In 2013 getätigte Zusage für Gladbeck wird nicht eingehalten
Geplante Radwegeverbindung nach Essen ist nur "Stückwerk"

In der zunächst geplanten und hochgelobten Form wird es den "Radschnellweg Mittleres Ruhrgebiet" vorerst nicht geben. Und wieder einmal findet sich Gladbeck auf der Verliererseite wieder.

Über eine Radschnellwegeverbindung nach Essen darf sich Bottrop freuen, wogegen die Verbindung nach Gladbeck bestenfalls das Prädikat "Attraktive Radvorrangroute" erhalten soll. Für die Gladbecker "Linke" stellt diese Planung bestenfalls einen "faulen Kompromiss" dar, während der SPD-Landtagsabgeordnete Michael Hübner die Entstehung zwei hochwertiger Radverbindungen von Gladbeck nach Essen als "großen Gewinn" sieht. Landläufig könnte man aber auch von "Stückwerk" sprechen.

Damit ist die Zusage aus dem Juli 2013, wonach Gladbeck neben weiteren "Bonbons" auch ein Radschnellweg von Gladbeck bis nach Essen versprochen wurde, vom Tisch.

Noch nicht geklärt ist nun aber auch die Frage nach den Bau- und Unterhaltungslasten für die geplante "Radvorrangroute": Bei einem Radschnellweg wird diese Frage durch das Landesstraßengesetz eindeutig geregelt. Für das vorgestellte Konzept ergeben sich hingegen in Sachen "Folgekosten" bislang nur jede Menge Fragezeichen.

- BEREITGESTELLTE ANGABEN -
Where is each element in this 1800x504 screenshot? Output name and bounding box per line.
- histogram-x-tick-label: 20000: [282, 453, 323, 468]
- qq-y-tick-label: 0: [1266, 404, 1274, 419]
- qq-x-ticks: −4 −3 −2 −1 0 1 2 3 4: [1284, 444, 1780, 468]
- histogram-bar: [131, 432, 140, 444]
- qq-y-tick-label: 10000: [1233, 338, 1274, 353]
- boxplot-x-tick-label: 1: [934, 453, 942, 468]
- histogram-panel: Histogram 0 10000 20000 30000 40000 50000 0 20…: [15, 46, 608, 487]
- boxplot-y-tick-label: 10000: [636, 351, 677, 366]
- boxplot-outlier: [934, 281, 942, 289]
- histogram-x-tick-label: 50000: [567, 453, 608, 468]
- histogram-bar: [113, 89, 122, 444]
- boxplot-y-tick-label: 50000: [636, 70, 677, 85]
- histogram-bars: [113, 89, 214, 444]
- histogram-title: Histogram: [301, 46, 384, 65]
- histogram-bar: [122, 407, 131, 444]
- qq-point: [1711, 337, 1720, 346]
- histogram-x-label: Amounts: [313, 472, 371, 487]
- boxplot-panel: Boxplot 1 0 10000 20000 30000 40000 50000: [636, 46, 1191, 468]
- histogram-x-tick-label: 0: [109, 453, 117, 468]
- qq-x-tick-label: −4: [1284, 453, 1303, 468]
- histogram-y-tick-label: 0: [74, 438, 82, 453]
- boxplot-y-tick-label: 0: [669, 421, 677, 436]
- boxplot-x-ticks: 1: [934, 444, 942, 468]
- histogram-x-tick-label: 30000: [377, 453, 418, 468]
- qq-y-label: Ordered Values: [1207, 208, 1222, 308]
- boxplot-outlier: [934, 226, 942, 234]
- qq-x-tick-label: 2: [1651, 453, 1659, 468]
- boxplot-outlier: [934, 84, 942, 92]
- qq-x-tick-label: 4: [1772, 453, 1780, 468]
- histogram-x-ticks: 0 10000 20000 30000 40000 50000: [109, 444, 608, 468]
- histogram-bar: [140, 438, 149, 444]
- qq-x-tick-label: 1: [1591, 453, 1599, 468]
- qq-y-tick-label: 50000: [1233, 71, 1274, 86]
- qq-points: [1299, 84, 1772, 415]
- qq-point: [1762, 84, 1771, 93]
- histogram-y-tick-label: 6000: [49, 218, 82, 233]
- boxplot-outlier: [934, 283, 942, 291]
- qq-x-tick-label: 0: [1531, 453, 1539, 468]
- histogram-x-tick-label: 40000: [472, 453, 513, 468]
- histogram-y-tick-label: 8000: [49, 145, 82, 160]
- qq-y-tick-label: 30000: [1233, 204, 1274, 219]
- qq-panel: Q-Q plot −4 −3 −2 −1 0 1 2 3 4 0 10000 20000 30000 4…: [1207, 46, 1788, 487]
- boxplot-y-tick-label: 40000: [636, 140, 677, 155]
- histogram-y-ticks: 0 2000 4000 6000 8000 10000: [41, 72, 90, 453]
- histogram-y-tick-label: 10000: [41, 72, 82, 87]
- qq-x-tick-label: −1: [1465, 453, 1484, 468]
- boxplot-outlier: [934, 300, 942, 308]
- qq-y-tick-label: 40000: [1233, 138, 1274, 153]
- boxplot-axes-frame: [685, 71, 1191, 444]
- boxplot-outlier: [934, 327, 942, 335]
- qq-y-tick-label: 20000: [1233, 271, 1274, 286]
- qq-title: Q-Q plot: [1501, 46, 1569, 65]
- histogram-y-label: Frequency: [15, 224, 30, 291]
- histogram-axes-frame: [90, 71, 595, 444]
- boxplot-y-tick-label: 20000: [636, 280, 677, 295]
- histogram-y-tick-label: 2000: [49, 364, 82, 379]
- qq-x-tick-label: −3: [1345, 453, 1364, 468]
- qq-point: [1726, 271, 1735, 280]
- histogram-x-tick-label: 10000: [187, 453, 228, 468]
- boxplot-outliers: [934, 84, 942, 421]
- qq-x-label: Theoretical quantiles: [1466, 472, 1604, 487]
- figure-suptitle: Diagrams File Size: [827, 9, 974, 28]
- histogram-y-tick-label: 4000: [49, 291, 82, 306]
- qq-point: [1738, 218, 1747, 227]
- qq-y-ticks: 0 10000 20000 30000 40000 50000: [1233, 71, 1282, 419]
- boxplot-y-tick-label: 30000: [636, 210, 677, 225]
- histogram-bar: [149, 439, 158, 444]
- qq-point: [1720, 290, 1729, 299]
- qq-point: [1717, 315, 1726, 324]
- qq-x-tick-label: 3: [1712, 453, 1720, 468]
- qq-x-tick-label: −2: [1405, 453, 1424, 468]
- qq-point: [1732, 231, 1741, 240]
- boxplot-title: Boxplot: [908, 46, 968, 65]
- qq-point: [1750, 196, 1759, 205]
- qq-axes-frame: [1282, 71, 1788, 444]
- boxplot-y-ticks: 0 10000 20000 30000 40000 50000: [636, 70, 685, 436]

- ARBEITSAUFTRAG -
Gib aus dem Text über die Radwegeverbindung nach Essen die Stelle wortgetreu wieder, beginnend mit „Damit ist die“ und fortlaufend bis einschließlich „wurde, vom Tisch.“.

- LÖSUNG -
Damit ist die Zusage aus dem Juli 2013, wonach Gladbeck neben weiteren "Bonbons" auch ein Radschnellweg von Gladbeck bis nach Essen versprochen wurde, vom Tisch.